Set task
Extract, from the listing that follows, each line containing the word "Author".

Entries supplied
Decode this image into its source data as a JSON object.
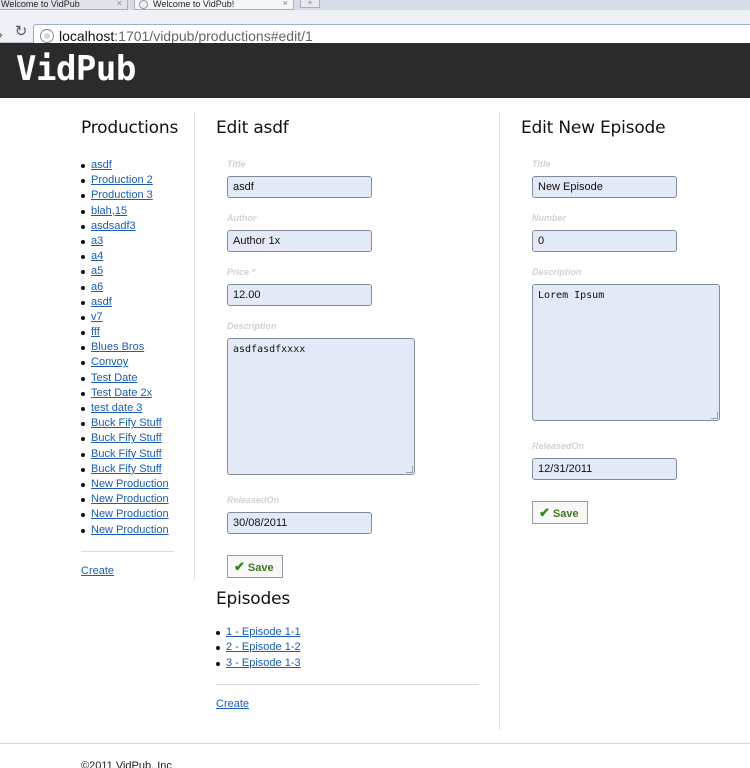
{
  "browser": {
    "tabs": [
      {
        "title": "Welcome to VidPub"
      },
      {
        "title": "Welcome to VidPub!"
      }
    ],
    "url_host": "localhost",
    "url_path": ":1701/vidpub/productions#edit/1"
  },
  "site": {
    "logo": "VidPub",
    "footer": "©2011 VidPub, Inc"
  },
  "productions": {
    "heading": "Productions",
    "items": [
      "asdf",
      "Production 2",
      "Production 3",
      "blah,15",
      "asdsadf3",
      "a3",
      "a4",
      "a5",
      "a6",
      "asdf",
      "v7",
      "fff",
      "Blues Bros",
      "Convoy",
      "Test Date",
      "Test Date 2x",
      "test date 3",
      "Buck Fify Stuff",
      "Buck Fify Stuff",
      "Buck Fify Stuff",
      "Buck Fify Stuff",
      "New Production",
      "New Production",
      "New Production",
      "New Production"
    ],
    "create_link": "Create"
  },
  "edit_production": {
    "heading": "Edit asdf",
    "title_label": "Title",
    "title_value": "asdf",
    "author_label": "Author",
    "author_value": "Author 1x",
    "price_label": "Price *",
    "price_value": "12.00",
    "description_label": "Description",
    "description_value": "asdfasdfxxxx",
    "released_label": "ReleasedOn",
    "released_value": "30/08/2011",
    "save_label": "Save"
  },
  "episodes": {
    "heading": "Episodes",
    "items": [
      "1 - Episode 1-1",
      "2 - Episode 1-2",
      "3 - Episode 1-3"
    ],
    "create_link": "Create"
  },
  "new_episode": {
    "heading": "Edit New Episode",
    "title_label": "Title",
    "title_value": "New Episode",
    "number_label": "Number",
    "number_value": "0",
    "description_label": "Description",
    "description_value": "Lorem Ipsum",
    "released_label": "ReleasedOn",
    "released_value": "12/31/2011",
    "save_label": "Save"
  }
}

Exercise solution
    "author_label": "Author",
    "author_value": "Author 1x",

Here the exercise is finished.